Task instructions: For the material that follows, list every line containing the word "journée".

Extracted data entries
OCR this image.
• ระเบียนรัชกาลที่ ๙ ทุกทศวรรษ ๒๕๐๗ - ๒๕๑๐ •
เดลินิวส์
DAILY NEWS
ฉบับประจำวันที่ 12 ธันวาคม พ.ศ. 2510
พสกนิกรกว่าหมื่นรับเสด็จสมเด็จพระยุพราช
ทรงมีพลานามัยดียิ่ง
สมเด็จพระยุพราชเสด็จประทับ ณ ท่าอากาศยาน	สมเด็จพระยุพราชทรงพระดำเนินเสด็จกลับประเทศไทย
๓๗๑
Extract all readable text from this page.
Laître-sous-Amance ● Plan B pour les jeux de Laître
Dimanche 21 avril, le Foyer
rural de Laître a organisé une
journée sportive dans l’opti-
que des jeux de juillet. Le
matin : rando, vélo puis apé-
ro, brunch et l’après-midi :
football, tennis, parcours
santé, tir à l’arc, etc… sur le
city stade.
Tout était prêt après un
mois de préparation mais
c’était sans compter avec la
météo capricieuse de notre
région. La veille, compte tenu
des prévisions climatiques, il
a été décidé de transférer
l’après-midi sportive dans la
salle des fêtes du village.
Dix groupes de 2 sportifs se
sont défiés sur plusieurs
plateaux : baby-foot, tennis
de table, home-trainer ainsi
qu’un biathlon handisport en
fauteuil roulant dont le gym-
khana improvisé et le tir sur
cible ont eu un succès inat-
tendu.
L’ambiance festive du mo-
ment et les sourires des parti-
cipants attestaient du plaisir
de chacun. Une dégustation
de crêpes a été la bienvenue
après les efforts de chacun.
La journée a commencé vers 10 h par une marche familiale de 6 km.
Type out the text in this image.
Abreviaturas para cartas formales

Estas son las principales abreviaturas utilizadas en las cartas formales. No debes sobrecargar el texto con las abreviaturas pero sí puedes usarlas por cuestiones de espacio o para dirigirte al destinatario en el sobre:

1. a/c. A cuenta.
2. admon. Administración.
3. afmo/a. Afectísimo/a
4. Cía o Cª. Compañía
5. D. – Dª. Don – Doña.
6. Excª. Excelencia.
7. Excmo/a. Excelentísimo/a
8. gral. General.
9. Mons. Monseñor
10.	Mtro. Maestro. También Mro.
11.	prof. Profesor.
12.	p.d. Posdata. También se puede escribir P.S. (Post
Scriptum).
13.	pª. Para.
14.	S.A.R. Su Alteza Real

Answer:
journée sportive dans l’opti-
La journée a commencé vers 10 h par une marche familiale de 6 km.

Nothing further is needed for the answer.